▶ _STATED PROBLEM_:
From the entries below, say how many lines carry the word "this", and give nothing but the number.

▶ _INFORMATION SHOWN_:
------------------------------------------------
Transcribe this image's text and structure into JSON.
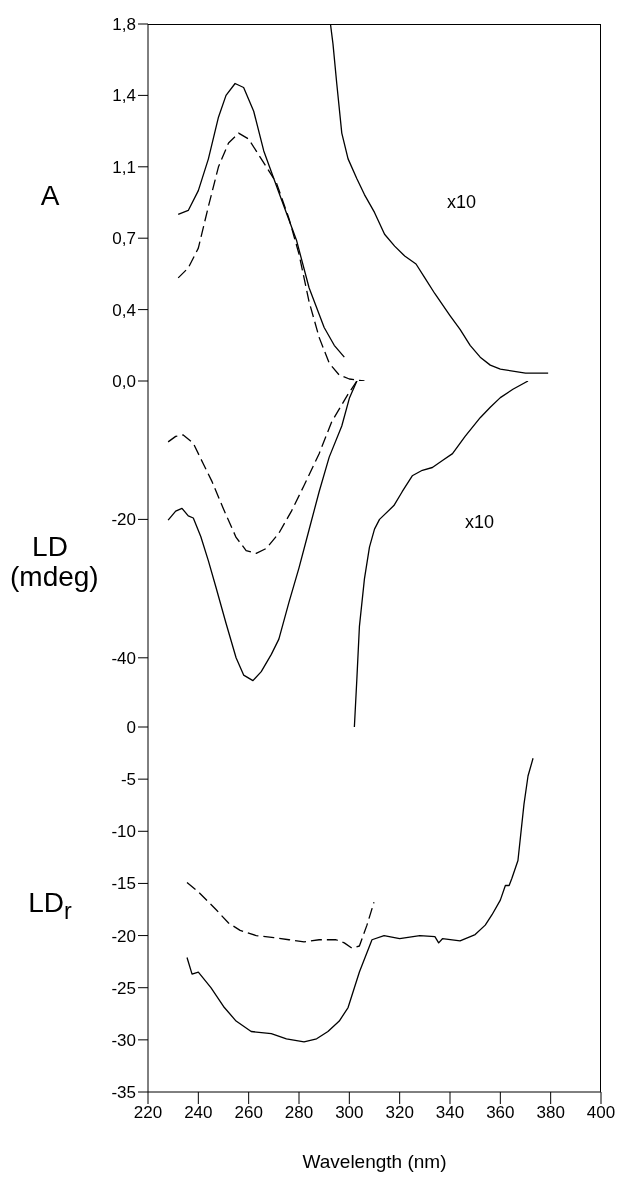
{
  "chart_data": [
    {
      "type": "line",
      "ylabel": "A",
      "xlim": [
        220,
        400
      ],
      "ylim": [
        0,
        1.8
      ],
      "yticks": [
        {
          "value": 0,
          "label": "0,0"
        },
        {
          "value": 0.36,
          "label": "0,4"
        },
        {
          "value": 0.72,
          "label": "0,7"
        },
        {
          "value": 1.08,
          "label": "1,1"
        },
        {
          "value": 1.44,
          "label": "1,4"
        },
        {
          "value": 1.8,
          "label": "1,8"
        }
      ],
      "tick_labels": "y",
      "annotations": [
        "x10"
      ],
      "series": [
        {
          "color": "#000000",
          "line_style": "solid",
          "x": [
            232,
            236,
            240,
            244,
            248,
            251,
            254.6,
            258,
            262,
            266,
            272,
            279,
            284,
            290,
            294,
            298
          ],
          "values": [
            0.84,
            0.86,
            0.96,
            1.12,
            1.33,
            1.44,
            1.5,
            1.48,
            1.36,
            1.16,
            0.95,
            0.71,
            0.47,
            0.27,
            0.18,
            0.12
          ]
        },
        {
          "color": "#000000",
          "line_style": "dashed",
          "x": [
            232,
            236,
            240,
            244,
            248,
            252,
            256,
            260,
            265,
            271,
            276,
            280,
            284,
            288,
            292,
            296,
            300,
            306
          ],
          "values": [
            0.52,
            0.57,
            0.67,
            0.88,
            1.08,
            1.2,
            1.25,
            1.22,
            1.12,
            1.0,
            0.82,
            0.64,
            0.4,
            0.22,
            0.09,
            0.03,
            0.01,
            0
          ]
        },
        {
          "color": "#000000",
          "line_style": "solid",
          "x": [
            292.5,
            293.5,
            295,
            297,
            299.5,
            303,
            306,
            310,
            314,
            318,
            322,
            326.5,
            330,
            334,
            340,
            344,
            348,
            352,
            356,
            360,
            370,
            379
          ],
          "values": [
            1.8,
            1.7,
            1.5,
            1.25,
            1.12,
            1.02,
            0.94,
            0.85,
            0.74,
            0.68,
            0.63,
            0.59,
            0.52,
            0.44,
            0.33,
            0.26,
            0.18,
            0.12,
            0.08,
            0.06,
            0.04,
            0.04
          ]
        }
      ]
    },
    {
      "type": "line",
      "ylabel": "LD (mdeg)",
      "xlim": [
        220,
        400
      ],
      "ylim": [
        -50,
        0
      ],
      "yticks": [
        -40,
        -20
      ],
      "tick_labels": "y",
      "annotations": [
        "x10"
      ],
      "series": [
        {
          "color": "#000000",
          "line_style": "solid",
          "x": [
            228,
            231,
            233.5,
            236,
            238,
            241,
            244,
            247,
            251,
            255,
            258,
            261.7,
            265,
            269,
            272,
            276,
            280,
            284,
            288,
            292,
            297,
            300,
            303
          ],
          "values": [
            -20.1,
            -18.8,
            -18.4,
            -19.5,
            -19.8,
            -22.5,
            -26,
            -29.8,
            -35,
            -40,
            -42.5,
            -43.3,
            -42,
            -39.5,
            -37.3,
            -32,
            -27,
            -21.5,
            -16,
            -11,
            -6.5,
            -2.5,
            0
          ]
        },
        {
          "color": "#000000",
          "line_style": "dashed",
          "x": [
            228,
            231,
            234,
            238,
            242,
            245.4,
            250,
            255,
            259,
            263,
            267,
            272,
            277,
            282,
            288,
            293,
            299.5,
            303
          ],
          "values": [
            -8.8,
            -8,
            -7.8,
            -9,
            -12,
            -14.5,
            -18.5,
            -22.6,
            -24.5,
            -24.9,
            -24.2,
            -22,
            -18.8,
            -15.1,
            -10.5,
            -5.9,
            -1.9,
            0
          ]
        },
        {
          "color": "#000000",
          "line_style": "solid",
          "x": [
            302,
            303,
            304,
            306,
            308,
            310,
            312,
            317.7,
            321,
            325,
            329,
            333,
            337,
            341,
            346,
            352,
            356,
            360,
            365,
            371
          ],
          "values": [
            -50,
            -43,
            -35.5,
            -28.6,
            -24,
            -21.4,
            -20,
            -18,
            -16,
            -13.7,
            -12.9,
            -12.5,
            -11.5,
            -10.5,
            -8,
            -5.3,
            -3.8,
            -2.4,
            -1.2,
            0
          ]
        }
      ]
    },
    {
      "type": "line",
      "ylabel": "LD$_{r}$",
      "xlabel": "Wavelength (nm)",
      "xlim": [
        220,
        400
      ],
      "xticks": [
        220,
        240,
        260,
        280,
        300,
        320,
        340,
        360,
        380,
        400
      ],
      "ylim": [
        -35,
        0
      ],
      "yticks": [
        -35,
        -30,
        -25,
        -20,
        -15,
        -10,
        -5,
        0
      ],
      "series": [
        {
          "color": "#000000",
          "line_style": "dashed",
          "x": [
            235.5,
            240,
            247,
            252,
            256.6,
            263,
            270,
            276,
            282,
            288,
            294.7,
            298,
            301,
            304,
            307,
            309.8
          ],
          "values": [
            -14.9,
            -15.8,
            -17.5,
            -18.8,
            -19.5,
            -20,
            -20.2,
            -20.4,
            -20.6,
            -20.4,
            -20.4,
            -20.7,
            -21.2,
            -21,
            -19,
            -16.8
          ]
        },
        {
          "color": "#000000",
          "line_style": "solid",
          "x": [
            235.5,
            237.5,
            240,
            245,
            250,
            255,
            261,
            269,
            275,
            282,
            287,
            291.5,
            296,
            299.5,
            304,
            309,
            313.8,
            320,
            328,
            334,
            335.5,
            337,
            344,
            350,
            354,
            356.7,
            360,
            362,
            363.5,
            364.6,
            367,
            369.4,
            371,
            373
          ],
          "values": [
            -22.1,
            -23.7,
            -23.5,
            -25,
            -26.8,
            -28.2,
            -29.2,
            -29.4,
            -29.9,
            -30.2,
            -29.9,
            -29.2,
            -28.2,
            -26.9,
            -23.5,
            -20.4,
            -20,
            -20.3,
            -20,
            -20.1,
            -20.7,
            -20.3,
            -20.5,
            -19.9,
            -19,
            -18,
            -16.6,
            -15.2,
            -15.2,
            -14.5,
            -12.8,
            -7.4,
            -4.7,
            -3
          ]
        }
      ]
    }
  ]
}
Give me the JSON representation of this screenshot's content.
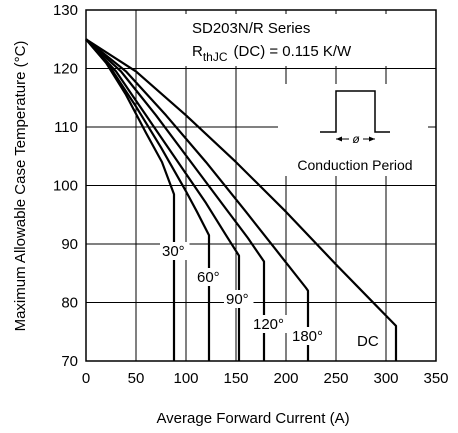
{
  "chart_data": {
    "type": "line",
    "xlabel": "Average Forward Current (A)",
    "ylabel": "Maximum Allowable Case Temperature (°C)",
    "xlim": [
      0,
      350
    ],
    "ylim": [
      70,
      130
    ],
    "xticks": [
      0,
      50,
      100,
      150,
      200,
      250,
      300,
      350
    ],
    "yticks": [
      70,
      80,
      90,
      100,
      110,
      120,
      130
    ],
    "grid": true,
    "annotations": {
      "series_title": "SD203N/R Series",
      "rth_symbol": "R",
      "rth_subscript": "thJC",
      "rth_value": "(DC) = 0.115 K/W",
      "waveform_symbol": "ø",
      "waveform_caption": "Conduction Period"
    },
    "series": [
      {
        "name": "30°",
        "points": [
          [
            0,
            125
          ],
          [
            20,
            121
          ],
          [
            40,
            115.5
          ],
          [
            60,
            109
          ],
          [
            76,
            104
          ],
          [
            88,
            98.5
          ]
        ],
        "drop_x": 88,
        "drop_to": 70
      },
      {
        "name": "60°",
        "points": [
          [
            0,
            125
          ],
          [
            25,
            120
          ],
          [
            50,
            113.5
          ],
          [
            75,
            106.5
          ],
          [
            100,
            99
          ],
          [
            111,
            95.5
          ],
          [
            123,
            91.5
          ]
        ],
        "drop_x": 123,
        "drop_to": 70
      },
      {
        "name": "90°",
        "points": [
          [
            0,
            125
          ],
          [
            30,
            119.5
          ],
          [
            60,
            112
          ],
          [
            90,
            104.5
          ],
          [
            120,
            97
          ],
          [
            140,
            91.5
          ],
          [
            153,
            88
          ]
        ],
        "drop_x": 153,
        "drop_to": 70
      },
      {
        "name": "120°",
        "points": [
          [
            0,
            125
          ],
          [
            35,
            119.5
          ],
          [
            70,
            112
          ],
          [
            105,
            104
          ],
          [
            140,
            96
          ],
          [
            162,
            91
          ],
          [
            178,
            87
          ]
        ],
        "drop_x": 178,
        "drop_to": 70
      },
      {
        "name": "180°",
        "points": [
          [
            0,
            125
          ],
          [
            40,
            119.5
          ],
          [
            80,
            112
          ],
          [
            120,
            104
          ],
          [
            160,
            95.5
          ],
          [
            190,
            89
          ],
          [
            220,
            82.5
          ],
          [
            222,
            82
          ]
        ],
        "drop_x": 222,
        "drop_to": 70
      },
      {
        "name": "DC",
        "points": [
          [
            0,
            125
          ],
          [
            50,
            119.5
          ],
          [
            100,
            112
          ],
          [
            150,
            104
          ],
          [
            200,
            95.5
          ],
          [
            250,
            86.5
          ],
          [
            290,
            79.5
          ],
          [
            310,
            76
          ]
        ],
        "drop_x": 310,
        "drop_to": 70
      }
    ]
  }
}
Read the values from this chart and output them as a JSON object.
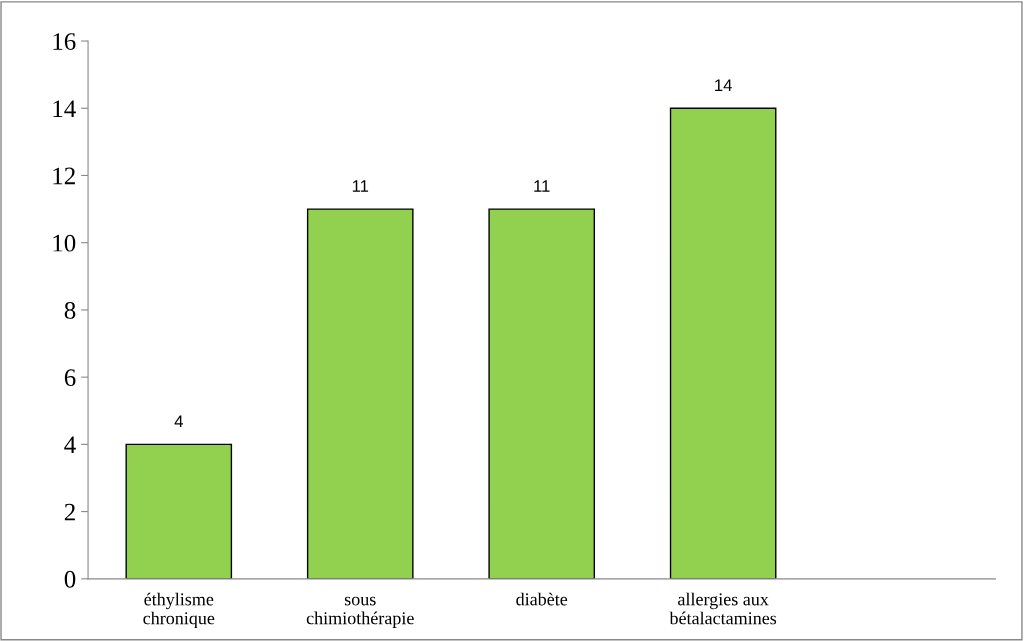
{
  "chart_data": {
    "type": "bar",
    "categories": [
      "éthylisme\nchronique",
      "sous\nchimiothérapie",
      "diabète",
      "allergies aux\nbétalactamines",
      null
    ],
    "values": [
      4,
      11,
      11,
      14,
      null
    ],
    "color": "#92d050",
    "ylim": [
      0,
      16
    ],
    "yticks": [
      0,
      2,
      4,
      6,
      8,
      10,
      12,
      14,
      16
    ],
    "data_labels": true,
    "grid": false,
    "legend": false
  }
}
------------------------------------------------
▶ _TASK OUTPUT_:
3